Written problem:
Determine how many lines in the entries below include "contain". The reply should be that number and nothing else.

───── Exercise data

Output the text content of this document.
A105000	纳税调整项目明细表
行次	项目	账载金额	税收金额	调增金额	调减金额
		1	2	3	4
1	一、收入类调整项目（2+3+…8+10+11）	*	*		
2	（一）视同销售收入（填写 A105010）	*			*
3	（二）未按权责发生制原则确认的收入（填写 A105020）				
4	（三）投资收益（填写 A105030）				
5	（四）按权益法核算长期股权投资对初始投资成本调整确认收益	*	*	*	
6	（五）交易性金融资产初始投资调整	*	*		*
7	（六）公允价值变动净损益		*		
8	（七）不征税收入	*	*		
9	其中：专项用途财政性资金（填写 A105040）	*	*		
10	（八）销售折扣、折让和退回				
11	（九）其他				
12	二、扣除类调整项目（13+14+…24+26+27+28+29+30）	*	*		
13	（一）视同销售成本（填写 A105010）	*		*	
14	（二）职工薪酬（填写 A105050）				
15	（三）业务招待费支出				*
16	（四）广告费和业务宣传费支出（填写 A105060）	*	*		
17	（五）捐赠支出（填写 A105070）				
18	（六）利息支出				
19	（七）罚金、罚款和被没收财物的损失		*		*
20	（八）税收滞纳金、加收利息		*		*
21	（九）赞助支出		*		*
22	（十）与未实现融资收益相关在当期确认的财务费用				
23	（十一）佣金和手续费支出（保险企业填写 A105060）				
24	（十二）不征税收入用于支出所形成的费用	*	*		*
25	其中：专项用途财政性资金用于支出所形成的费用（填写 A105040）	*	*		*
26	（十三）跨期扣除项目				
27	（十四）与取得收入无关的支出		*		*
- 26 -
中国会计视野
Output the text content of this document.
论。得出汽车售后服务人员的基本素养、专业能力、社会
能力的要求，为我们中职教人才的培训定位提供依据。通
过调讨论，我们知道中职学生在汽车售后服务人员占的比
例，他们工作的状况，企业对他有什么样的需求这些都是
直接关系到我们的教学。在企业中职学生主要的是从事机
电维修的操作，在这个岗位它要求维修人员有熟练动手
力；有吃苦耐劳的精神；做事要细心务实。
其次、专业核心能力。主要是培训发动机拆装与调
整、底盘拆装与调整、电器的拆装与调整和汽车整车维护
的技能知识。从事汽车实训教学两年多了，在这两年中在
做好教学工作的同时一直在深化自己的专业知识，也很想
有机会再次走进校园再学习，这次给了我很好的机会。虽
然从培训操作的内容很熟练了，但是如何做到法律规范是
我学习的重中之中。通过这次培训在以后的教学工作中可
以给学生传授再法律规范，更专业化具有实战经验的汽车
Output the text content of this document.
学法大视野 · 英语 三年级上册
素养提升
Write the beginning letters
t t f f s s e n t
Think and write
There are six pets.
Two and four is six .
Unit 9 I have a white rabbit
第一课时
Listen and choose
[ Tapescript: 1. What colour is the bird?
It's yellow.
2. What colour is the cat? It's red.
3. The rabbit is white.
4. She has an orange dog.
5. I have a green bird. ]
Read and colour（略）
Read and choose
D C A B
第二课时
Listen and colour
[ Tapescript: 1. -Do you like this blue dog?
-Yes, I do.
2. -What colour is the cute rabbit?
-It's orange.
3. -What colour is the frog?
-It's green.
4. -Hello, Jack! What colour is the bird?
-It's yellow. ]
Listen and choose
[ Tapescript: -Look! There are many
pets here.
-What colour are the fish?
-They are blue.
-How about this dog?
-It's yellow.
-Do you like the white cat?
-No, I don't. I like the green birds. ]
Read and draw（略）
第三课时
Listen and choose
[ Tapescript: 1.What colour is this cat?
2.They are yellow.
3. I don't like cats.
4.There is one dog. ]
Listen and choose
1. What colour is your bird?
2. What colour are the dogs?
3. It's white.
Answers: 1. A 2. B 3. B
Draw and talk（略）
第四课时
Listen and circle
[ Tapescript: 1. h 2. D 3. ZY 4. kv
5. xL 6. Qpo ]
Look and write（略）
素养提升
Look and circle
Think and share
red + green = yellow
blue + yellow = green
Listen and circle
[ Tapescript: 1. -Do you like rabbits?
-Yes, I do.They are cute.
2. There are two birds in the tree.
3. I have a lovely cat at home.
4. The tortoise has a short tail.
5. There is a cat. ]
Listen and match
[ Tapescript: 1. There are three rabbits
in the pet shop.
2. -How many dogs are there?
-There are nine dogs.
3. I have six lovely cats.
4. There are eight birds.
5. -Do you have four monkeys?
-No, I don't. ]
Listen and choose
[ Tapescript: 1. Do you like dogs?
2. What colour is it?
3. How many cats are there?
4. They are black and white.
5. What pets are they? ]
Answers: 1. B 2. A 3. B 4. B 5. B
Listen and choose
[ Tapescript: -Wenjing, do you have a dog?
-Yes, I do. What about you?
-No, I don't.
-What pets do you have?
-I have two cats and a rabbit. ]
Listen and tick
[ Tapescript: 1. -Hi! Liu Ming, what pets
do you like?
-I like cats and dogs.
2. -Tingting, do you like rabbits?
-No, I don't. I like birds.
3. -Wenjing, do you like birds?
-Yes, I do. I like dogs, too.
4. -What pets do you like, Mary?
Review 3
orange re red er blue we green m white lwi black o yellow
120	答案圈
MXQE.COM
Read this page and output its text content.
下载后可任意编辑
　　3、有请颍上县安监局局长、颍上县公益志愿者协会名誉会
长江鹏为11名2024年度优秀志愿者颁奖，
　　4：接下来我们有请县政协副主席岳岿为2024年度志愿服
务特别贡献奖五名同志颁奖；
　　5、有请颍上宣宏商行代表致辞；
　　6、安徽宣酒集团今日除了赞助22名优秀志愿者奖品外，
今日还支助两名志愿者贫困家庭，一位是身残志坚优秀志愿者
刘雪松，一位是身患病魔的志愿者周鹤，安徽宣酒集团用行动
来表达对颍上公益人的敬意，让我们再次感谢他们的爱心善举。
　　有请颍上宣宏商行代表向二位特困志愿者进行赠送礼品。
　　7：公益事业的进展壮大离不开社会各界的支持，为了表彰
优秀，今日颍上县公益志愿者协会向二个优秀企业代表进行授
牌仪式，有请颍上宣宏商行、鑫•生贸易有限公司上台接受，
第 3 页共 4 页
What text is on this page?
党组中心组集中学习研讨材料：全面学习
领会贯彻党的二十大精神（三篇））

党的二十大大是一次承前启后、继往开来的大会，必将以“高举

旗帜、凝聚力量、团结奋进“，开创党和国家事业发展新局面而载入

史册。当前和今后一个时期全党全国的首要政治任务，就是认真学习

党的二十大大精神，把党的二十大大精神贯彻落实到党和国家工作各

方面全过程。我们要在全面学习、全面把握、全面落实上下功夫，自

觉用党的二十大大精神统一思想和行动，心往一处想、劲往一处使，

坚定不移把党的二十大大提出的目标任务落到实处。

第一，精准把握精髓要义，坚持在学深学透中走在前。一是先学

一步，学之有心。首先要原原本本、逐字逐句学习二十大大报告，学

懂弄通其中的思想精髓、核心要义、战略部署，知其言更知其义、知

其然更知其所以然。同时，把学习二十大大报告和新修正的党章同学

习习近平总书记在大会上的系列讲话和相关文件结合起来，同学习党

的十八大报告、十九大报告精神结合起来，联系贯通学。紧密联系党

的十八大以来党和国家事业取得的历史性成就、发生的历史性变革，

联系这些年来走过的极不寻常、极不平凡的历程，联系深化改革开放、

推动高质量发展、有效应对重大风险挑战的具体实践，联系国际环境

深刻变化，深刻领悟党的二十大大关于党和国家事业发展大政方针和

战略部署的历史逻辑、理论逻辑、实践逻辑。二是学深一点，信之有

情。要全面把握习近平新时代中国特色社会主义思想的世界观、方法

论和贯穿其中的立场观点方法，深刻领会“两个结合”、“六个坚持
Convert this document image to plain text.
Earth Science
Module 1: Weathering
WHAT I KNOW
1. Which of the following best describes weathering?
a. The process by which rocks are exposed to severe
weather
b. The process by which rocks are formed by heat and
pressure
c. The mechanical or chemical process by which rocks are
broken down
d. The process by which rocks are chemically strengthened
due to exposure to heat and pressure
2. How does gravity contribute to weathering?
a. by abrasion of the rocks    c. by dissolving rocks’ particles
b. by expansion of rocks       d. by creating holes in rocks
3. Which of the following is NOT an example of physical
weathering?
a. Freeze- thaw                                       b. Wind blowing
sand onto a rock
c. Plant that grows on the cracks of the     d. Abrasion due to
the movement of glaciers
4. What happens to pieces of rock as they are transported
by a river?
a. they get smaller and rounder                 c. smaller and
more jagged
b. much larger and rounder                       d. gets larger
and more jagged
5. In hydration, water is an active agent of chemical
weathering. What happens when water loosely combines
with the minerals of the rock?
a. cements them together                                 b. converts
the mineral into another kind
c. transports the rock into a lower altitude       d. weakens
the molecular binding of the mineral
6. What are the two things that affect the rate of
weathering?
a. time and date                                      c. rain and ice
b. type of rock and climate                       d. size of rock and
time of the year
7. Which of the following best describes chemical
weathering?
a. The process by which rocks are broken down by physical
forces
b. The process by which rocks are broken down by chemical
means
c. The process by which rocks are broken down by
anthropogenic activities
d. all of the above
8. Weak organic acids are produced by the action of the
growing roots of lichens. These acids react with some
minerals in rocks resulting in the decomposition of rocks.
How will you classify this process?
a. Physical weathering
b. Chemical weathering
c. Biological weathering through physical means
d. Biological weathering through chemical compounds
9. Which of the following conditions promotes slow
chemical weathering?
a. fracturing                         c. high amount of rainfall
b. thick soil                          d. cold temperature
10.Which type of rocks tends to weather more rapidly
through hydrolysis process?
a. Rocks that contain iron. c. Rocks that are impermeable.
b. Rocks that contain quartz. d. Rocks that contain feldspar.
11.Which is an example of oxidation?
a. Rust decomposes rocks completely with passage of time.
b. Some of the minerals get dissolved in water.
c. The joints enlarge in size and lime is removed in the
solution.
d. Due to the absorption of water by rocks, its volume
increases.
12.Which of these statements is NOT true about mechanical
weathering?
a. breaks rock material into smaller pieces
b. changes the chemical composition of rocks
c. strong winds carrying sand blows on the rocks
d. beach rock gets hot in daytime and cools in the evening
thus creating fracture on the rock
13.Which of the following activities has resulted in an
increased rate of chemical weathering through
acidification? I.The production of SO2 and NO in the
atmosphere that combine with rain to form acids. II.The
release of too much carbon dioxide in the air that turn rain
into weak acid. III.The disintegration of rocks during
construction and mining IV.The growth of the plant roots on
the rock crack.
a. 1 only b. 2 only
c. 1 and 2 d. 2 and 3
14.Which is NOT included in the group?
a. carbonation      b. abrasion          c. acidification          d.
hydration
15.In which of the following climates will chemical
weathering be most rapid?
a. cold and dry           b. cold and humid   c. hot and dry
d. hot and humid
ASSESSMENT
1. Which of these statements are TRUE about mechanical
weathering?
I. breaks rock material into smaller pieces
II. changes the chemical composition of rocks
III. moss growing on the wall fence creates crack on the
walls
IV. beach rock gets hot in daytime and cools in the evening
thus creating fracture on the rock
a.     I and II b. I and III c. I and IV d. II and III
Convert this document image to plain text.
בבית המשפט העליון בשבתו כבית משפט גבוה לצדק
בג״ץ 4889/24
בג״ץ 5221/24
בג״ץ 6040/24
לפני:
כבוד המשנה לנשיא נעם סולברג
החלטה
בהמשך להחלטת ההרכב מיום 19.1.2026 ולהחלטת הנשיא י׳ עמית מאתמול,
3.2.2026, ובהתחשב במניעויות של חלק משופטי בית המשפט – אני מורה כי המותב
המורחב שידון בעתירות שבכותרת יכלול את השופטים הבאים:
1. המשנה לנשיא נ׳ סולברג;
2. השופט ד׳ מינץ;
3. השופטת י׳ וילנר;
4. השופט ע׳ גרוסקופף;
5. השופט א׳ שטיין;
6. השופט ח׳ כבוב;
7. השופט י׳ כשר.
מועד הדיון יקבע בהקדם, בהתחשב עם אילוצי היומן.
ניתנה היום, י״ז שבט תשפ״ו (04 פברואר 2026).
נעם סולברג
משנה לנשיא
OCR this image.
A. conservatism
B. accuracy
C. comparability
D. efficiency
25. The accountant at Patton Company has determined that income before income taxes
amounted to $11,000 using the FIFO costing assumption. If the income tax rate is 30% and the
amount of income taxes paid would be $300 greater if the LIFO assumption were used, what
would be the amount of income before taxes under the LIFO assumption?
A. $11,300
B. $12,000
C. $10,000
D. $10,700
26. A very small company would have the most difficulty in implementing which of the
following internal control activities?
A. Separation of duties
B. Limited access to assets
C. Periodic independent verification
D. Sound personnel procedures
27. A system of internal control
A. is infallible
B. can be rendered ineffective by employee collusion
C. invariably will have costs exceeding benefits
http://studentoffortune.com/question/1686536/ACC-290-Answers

──────────

Answer:
2